*What is needed*
Nothing may be dropped or altered: reproduce all the data.

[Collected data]
*-*-*

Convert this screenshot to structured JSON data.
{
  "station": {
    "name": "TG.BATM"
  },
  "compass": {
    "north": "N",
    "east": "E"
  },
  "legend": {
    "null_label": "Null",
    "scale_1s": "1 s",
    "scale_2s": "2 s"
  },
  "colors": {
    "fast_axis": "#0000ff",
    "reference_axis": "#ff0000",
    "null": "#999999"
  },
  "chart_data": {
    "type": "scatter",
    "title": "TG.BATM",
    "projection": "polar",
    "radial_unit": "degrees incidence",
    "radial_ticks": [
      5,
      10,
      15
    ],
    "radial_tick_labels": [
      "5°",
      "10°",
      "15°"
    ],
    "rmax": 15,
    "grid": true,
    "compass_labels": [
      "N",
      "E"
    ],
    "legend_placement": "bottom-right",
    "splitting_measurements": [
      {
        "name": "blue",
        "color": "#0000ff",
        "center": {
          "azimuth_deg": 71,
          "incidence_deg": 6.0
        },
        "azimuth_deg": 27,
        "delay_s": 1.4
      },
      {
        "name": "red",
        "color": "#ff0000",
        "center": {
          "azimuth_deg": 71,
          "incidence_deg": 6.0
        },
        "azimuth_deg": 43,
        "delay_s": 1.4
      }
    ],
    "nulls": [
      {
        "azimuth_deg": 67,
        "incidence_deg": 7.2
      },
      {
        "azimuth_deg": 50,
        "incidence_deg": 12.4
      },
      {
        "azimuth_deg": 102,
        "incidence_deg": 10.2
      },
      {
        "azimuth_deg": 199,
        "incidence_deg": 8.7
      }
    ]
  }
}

*-*-*

*Finished answer*
Convert this screenshot to structured JSON data.
{
  "station": {
    "name": "TG.BATM"
  },
  "compass": {
    "north": "N",
    "east": "E"
  },
  "legend": {
    "null_label": "Null",
    "scale_1s": "1 s",
    "scale_2s": "2 s"
  },
  "colors": {
    "fast_axis": "#0000ff",
    "reference_axis": "#ff0000",
    "null": "#999999"
  },
  "chart_data": {
    "type": "scatter",
    "title": "TG.BATM",
    "projection": "polar",
    "radial_unit": "degrees incidence",
    "radial_ticks": [
      5,
      10,
      15
    ],
    "radial_tick_labels": [
      "5°",
      "10°",
      "15°"
    ],
    "rmax": 15,
    "grid": true,
    "compass_labels": [
      "N",
      "E"
    ],
    "legend_placement": "bottom-right",
    "splitting_measurements": [
      {
        "name": "blue",
        "color": "#0000ff",
        "center": {
          "azimuth_deg": 71,
          "incidence_deg": 6.0
        },
        "azimuth_deg": 27,
        "delay_s": 1.4
      },
      {
        "name": "red",
        "color": "#ff0000",
        "center": {
          "azimuth_deg": 71,
          "incidence_deg": 6.0
        },
        "azimuth_deg": 43,
        "delay_s": 1.4
      }
    ],
    "nulls": [
      {
        "azimuth_deg": 67,
        "incidence_deg": 7.2
      },
      {
        "azimuth_deg": 50,
        "incidence_deg": 12.4
      },
      {
        "azimuth_deg": 102,
        "incidence_deg": 10.2
      },
      {
        "azimuth_deg": 199,
        "incidence_deg": 8.7
      }
    ]
  }
}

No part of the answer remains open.